* Given task *
Copy the records that follow exactly as written, but not their pictures.

* Material to process *

◆ ◆ ◆ ◆ ◆

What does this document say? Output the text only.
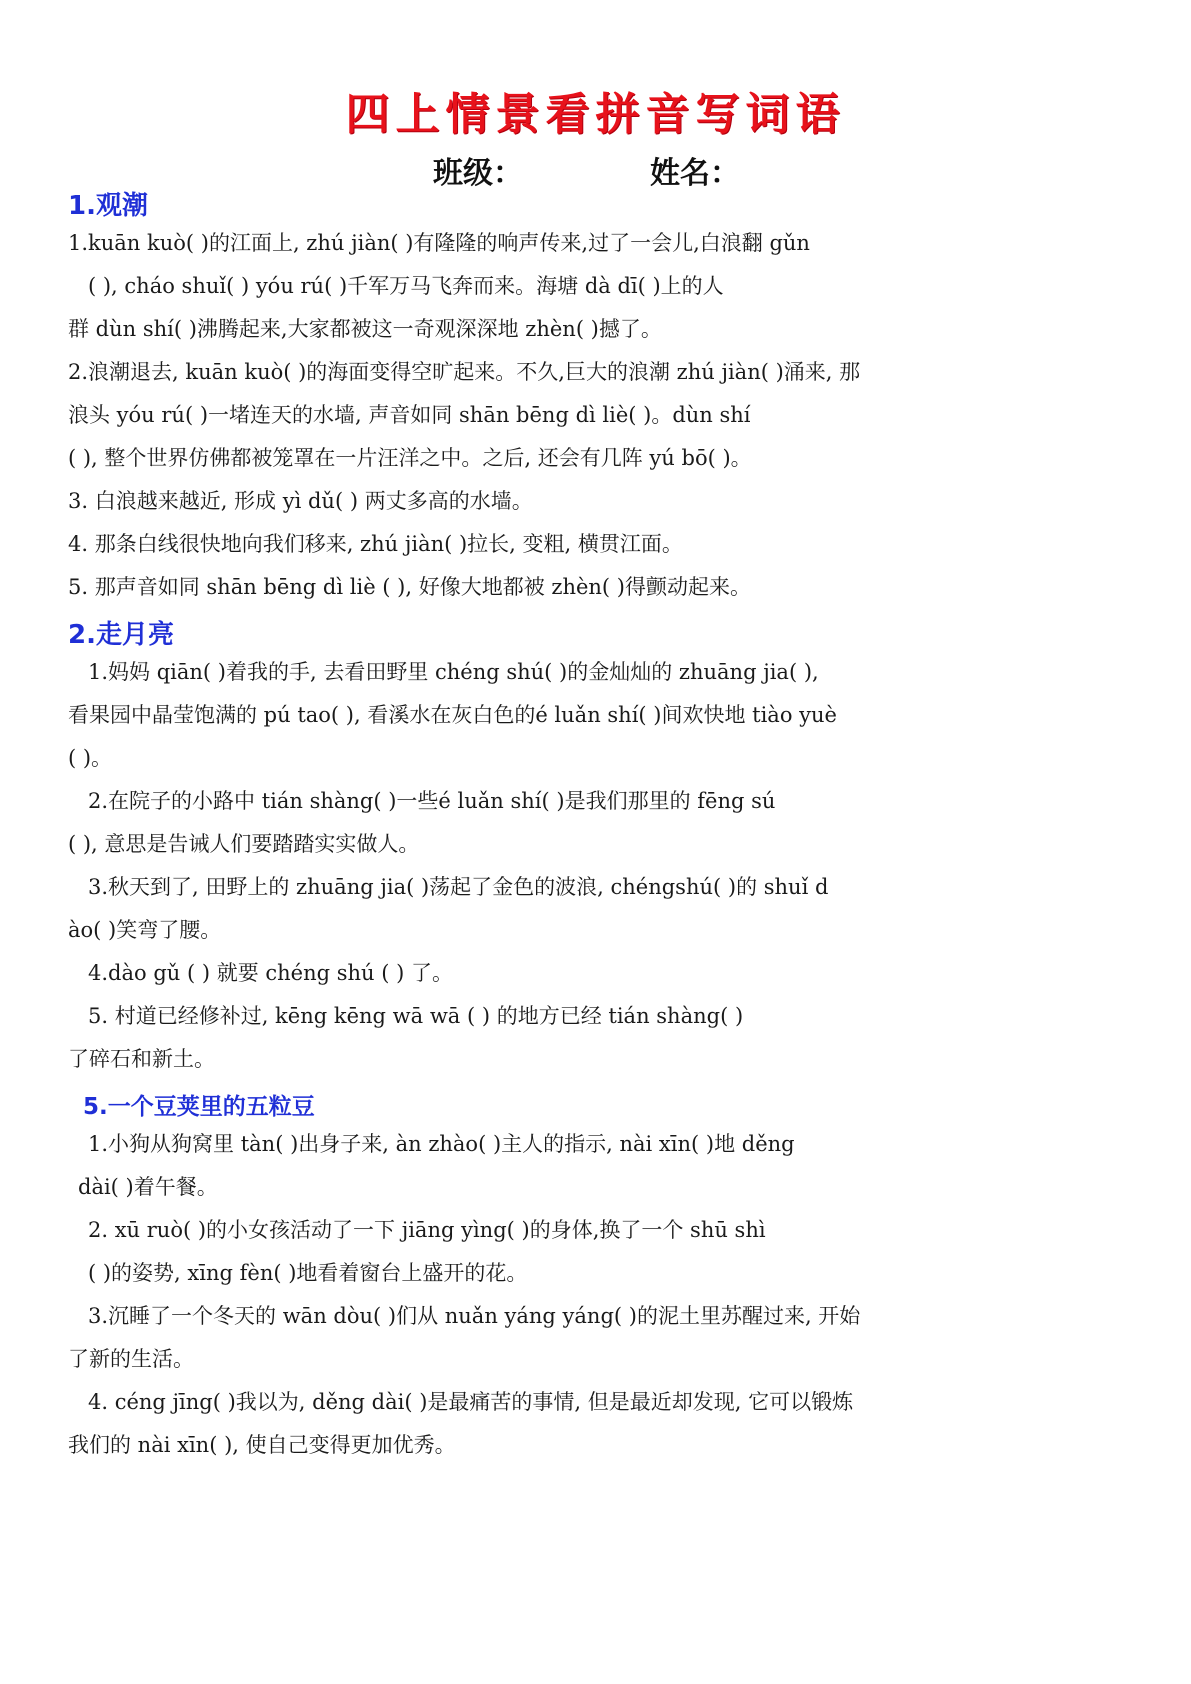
四上情景看拼音写词语
班级：	姓名：
1.观潮
1.kuān kuò( )的江面上, zhú jiàn( )有隆隆的响声传来,过了一会儿,白浪翻 gǔn
( ), cháo shuǐ( ) yóu rú( )千军万马飞奔而来。海塘 dà dī( )上的人
群 dùn shí( )沸腾起来,大家都被这一奇观深深地 zhèn( )撼了。
2.浪潮退去, kuān kuò( )的海面变得空旷起来。不久,巨大的浪潮 zhú jiàn( )涌来, 那
浪头 yóu rú( )一堵连天的水墙, 声音如同 shān bēng dì liè( )。dùn shí
( ), 整个世界仿佛都被笼罩在一片汪洋之中。之后, 还会有几阵 yú bō( )。
3. 白浪越来越近, 形成 yì dǔ( ) 两丈多高的水墙。
4. 那条白线很快地向我们移来, zhú jiàn( )拉长, 变粗, 横贯江面。
5. 那声音如同 shān bēng dì liè ( ), 好像大地都被 zhèn( )得颤动起来。
2.走月亮
1.妈妈 qiān( )着我的手, 去看田野里 chéng shú( )的金灿灿的 zhuāng jia( ),
看果园中晶莹饱满的 pú tao( ), 看溪水在灰白色的é luǎn shí( )间欢快地 tiào yuè
( )。
2.在院子的小路中 tián shàng( )一些é luǎn shí( )是我们那里的 fēng sú
( ), 意思是告诫人们要踏踏实实做人。
3.秋天到了, 田野上的 zhuāng jia( )荡起了金色的波浪, chéngshú( )的 shuǐ d
ào( )笑弯了腰。
4.dào gǔ ( ) 就要 chéng shú ( ) 了。
5. 村道已经修补过, kēng kēng wā wā ( ) 的地方已经 tián shàng( )
了碎石和新土。
5.一个豆荚里的五粒豆
1.小狗从狗窝里 tàn( )出身子来, àn zhào( )主人的指示, nài xīn( )地 děng
dài( )着午餐。
2. xū ruò( )的小女孩活动了一下 jiāng yìng( )的身体,换了一个 shū shì
( )的姿势, xīng fèn( )地看着窗台上盛开的花。
3.沉睡了一个冬天的 wān dòu( )们从 nuǎn yáng yáng( )的泥土里苏醒过来, 开始
了新的生活。
4. céng jīng( )我以为, děng dài( )是最痛苦的事情, 但是最近却发现, 它可以锻炼
我们的 nài xīn( ), 使自己变得更加优秀。
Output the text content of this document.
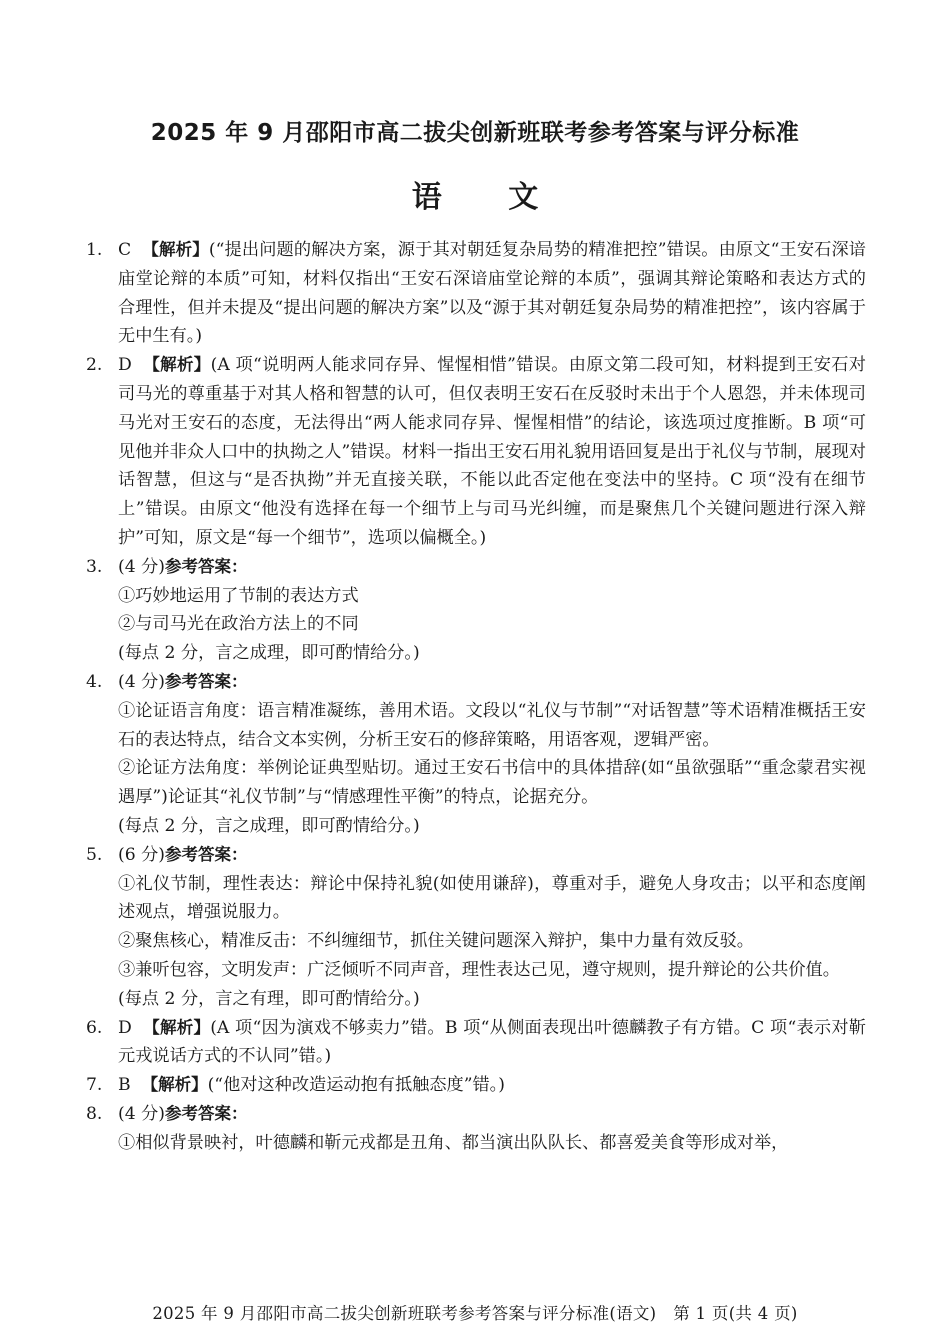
2025 年 9 月邵阳市高二拔尖创新班联考参考答案与评分标准
语 文
1. C 【解析】(“提出问题的解决方案，源于其对朝廷复杂局势的精准把控”错误。由原文“王安石深谙庙堂论辩的本质”可知，材料仅指出“王安石深谙庙堂论辩的本质”，强调其辩论策略和表达方式的合理性，但并未提及“提出问题的解决方案”以及“源于其对朝廷复杂局势的精准把控”，该内容属于无中生有。)
2. D 【解析】(A 项“说明两人能求同存异、惺惺相惜”错误。由原文第二段可知，材料提到王安石对司马光的尊重基于对其人格和智慧的认可，但仅表明王安石在反驳时未出于个人恩怨，并未体现司马光对王安石的态度，无法得出“两人能求同存异、惺惺相惜”的结论，该选项过度推断。B 项“可见他并非众人口中的执拗之人”错误。材料一指出王安石用礼貌用语回复是出于礼仪与节制，展现对话智慧，但这与“是否执拗”并无直接关联，不能以此否定他在变法中的坚持。C 项“没有在细节上”错误。由原文“他没有选择在每一个细节上与司马光纠缠，而是聚焦几个关键问题进行深入辩护”可知，原文是“每一个细节”，选项以偏概全。)
3. (4 分)参考答案：
①巧妙地运用了节制的表达方式
②与司马光在政治方法上的不同
(每点 2 分，言之成理，即可酌情给分。)
4. (4 分)参考答案：
①论证语言角度：语言精准凝练，善用术语。文段以“礼仪与节制”“对话智慧”等术语精准概括王安石的表达特点，结合文本实例，分析王安石的修辞策略，用语客观，逻辑严密。
②论证方法角度：举例论证典型贴切。通过王安石书信中的具体措辞(如“虽欲强聒”“重念蒙君实视遇厚”)论证其“礼仪节制”与“情感理性平衡”的特点，论据充分。
(每点 2 分，言之成理，即可酌情给分。)
5. (6 分)参考答案：
①礼仪节制，理性表达：辩论中保持礼貌(如使用谦辞)，尊重对手，避免人身攻击；以平和态度阐述观点，增强说服力。
②聚焦核心，精准反击：不纠缠细节，抓住关键问题深入辩护，集中力量有效反驳。
③兼听包容，文明发声：广泛倾听不同声音，理性表达己见，遵守规则，提升辩论的公共价值。
(每点 2 分，言之有理，即可酌情给分。)
6. D 【解析】(A 项“因为演戏不够卖力”错。B 项“从侧面表现出叶德麟教子有方错。C 项“表示对靳元戎说话方式的不认同”错。)
7. B 【解析】(“他对这种改造运动抱有抵触态度”错。)
8. (4 分)参考答案：
①相似背景映衬，叶德麟和靳元戎都是丑角、都当演出队队长、都喜爱美食等形成对举，
2025 年 9 月邵阳市高二拔尖创新班联考参考答案与评分标准(语文)　第 1 页(共 4 页)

◆ ◆ ◆ ◆ ◆

* Completed exercise *
What does this document say? Output the text only.
四上情景看拼音写词语
班级：	姓名：
1.观潮
1.kuān kuò( )的江面上, zhú jiàn( )有隆隆的响声传来,过了一会儿,白浪翻 gǔn
( ), cháo shuǐ( ) yóu rú( )千军万马飞奔而来。海塘 dà dī( )上的人
群 dùn shí( )沸腾起来,大家都被这一奇观深深地 zhèn( )撼了。
2.浪潮退去, kuān kuò( )的海面变得空旷起来。不久,巨大的浪潮 zhú jiàn( )涌来, 那
浪头 yóu rú( )一堵连天的水墙, 声音如同 shān bēng dì liè( )。dùn shí
( ), 整个世界仿佛都被笼罩在一片汪洋之中。之后, 还会有几阵 yú bō( )。
3. 白浪越来越近, 形成 yì dǔ( ) 两丈多高的水墙。
4. 那条白线很快地向我们移来, zhú jiàn( )拉长, 变粗, 横贯江面。
5. 那声音如同 shān bēng dì liè ( ), 好像大地都被 zhèn( )得颤动起来。
2.走月亮
1.妈妈 qiān( )着我的手, 去看田野里 chéng shú( )的金灿灿的 zhuāng jia( ),
看果园中晶莹饱满的 pú tao( ), 看溪水在灰白色的é luǎn shí( )间欢快地 tiào yuè
( )。
2.在院子的小路中 tián shàng( )一些é luǎn shí( )是我们那里的 fēng sú
( ), 意思是告诫人们要踏踏实实做人。
3.秋天到了, 田野上的 zhuāng jia( )荡起了金色的波浪, chéngshú( )的 shuǐ d
ào( )笑弯了腰。
4.dào gǔ ( ) 就要 chéng shú ( ) 了。
5. 村道已经修补过, kēng kēng wā wā ( ) 的地方已经 tián shàng( )
了碎石和新土。
5.一个豆荚里的五粒豆
1.小狗从狗窝里 tàn( )出身子来, àn zhào( )主人的指示, nài xīn( )地 děng
dài( )着午餐。
2. xū ruò( )的小女孩活动了一下 jiāng yìng( )的身体,换了一个 shū shì
( )的姿势, xīng fèn( )地看着窗台上盛开的花。
3.沉睡了一个冬天的 wān dòu( )们从 nuǎn yáng yáng( )的泥土里苏醒过来, 开始
了新的生活。
4. céng jīng( )我以为, děng dài( )是最痛苦的事情, 但是最近却发现, 它可以锻炼
我们的 nài xīn( ), 使自己变得更加优秀。
Output the text content of this document.
2025 年 9 月邵阳市高二拔尖创新班联考参考答案与评分标准
语 文
1. C 【解析】(“提出问题的解决方案，源于其对朝廷复杂局势的精准把控”错误。由原文“王安石深谙庙堂论辩的本质”可知，材料仅指出“王安石深谙庙堂论辩的本质”，强调其辩论策略和表达方式的合理性，但并未提及“提出问题的解决方案”以及“源于其对朝廷复杂局势的精准把控”，该内容属于无中生有。)
2. D 【解析】(A 项“说明两人能求同存异、惺惺相惜”错误。由原文第二段可知，材料提到王安石对司马光的尊重基于对其人格和智慧的认可，但仅表明王安石在反驳时未出于个人恩怨，并未体现司马光对王安石的态度，无法得出“两人能求同存异、惺惺相惜”的结论，该选项过度推断。B 项“可见他并非众人口中的执拗之人”错误。材料一指出王安石用礼貌用语回复是出于礼仪与节制，展现对话智慧，但这与“是否执拗”并无直接关联，不能以此否定他在变法中的坚持。C 项“没有在细节上”错误。由原文“他没有选择在每一个细节上与司马光纠缠，而是聚焦几个关键问题进行深入辩护”可知，原文是“每一个细节”，选项以偏概全。)
3. (4 分)参考答案：
①巧妙地运用了节制的表达方式
②与司马光在政治方法上的不同
(每点 2 分，言之成理，即可酌情给分。)
4. (4 分)参考答案：
①论证语言角度：语言精准凝练，善用术语。文段以“礼仪与节制”“对话智慧”等术语精准概括王安石的表达特点，结合文本实例，分析王安石的修辞策略，用语客观，逻辑严密。
②论证方法角度：举例论证典型贴切。通过王安石书信中的具体措辞(如“虽欲强聒”“重念蒙君实视遇厚”)论证其“礼仪节制”与“情感理性平衡”的特点，论据充分。
(每点 2 分，言之成理，即可酌情给分。)
5. (6 分)参考答案：
①礼仪节制，理性表达：辩论中保持礼貌(如使用谦辞)，尊重对手，避免人身攻击；以平和态度阐述观点，增强说服力。
②聚焦核心，精准反击：不纠缠细节，抓住关键问题深入辩护，集中力量有效反驳。
③兼听包容，文明发声：广泛倾听不同声音，理性表达己见，遵守规则，提升辩论的公共价值。
(每点 2 分，言之有理，即可酌情给分。)
6. D 【解析】(A 项“因为演戏不够卖力”错。B 项“从侧面表现出叶德麟教子有方错。C 项“表示对靳元戎说话方式的不认同”错。)
7. B 【解析】(“他对这种改造运动抱有抵触态度”错。)
8. (4 分)参考答案：
①相似背景映衬，叶德麟和靳元戎都是丑角、都当演出队队长、都喜爱美食等形成对举，
2025 年 9 月邵阳市高二拔尖创新班联考参考答案与评分标准(语文)　第 1 页(共 4 页)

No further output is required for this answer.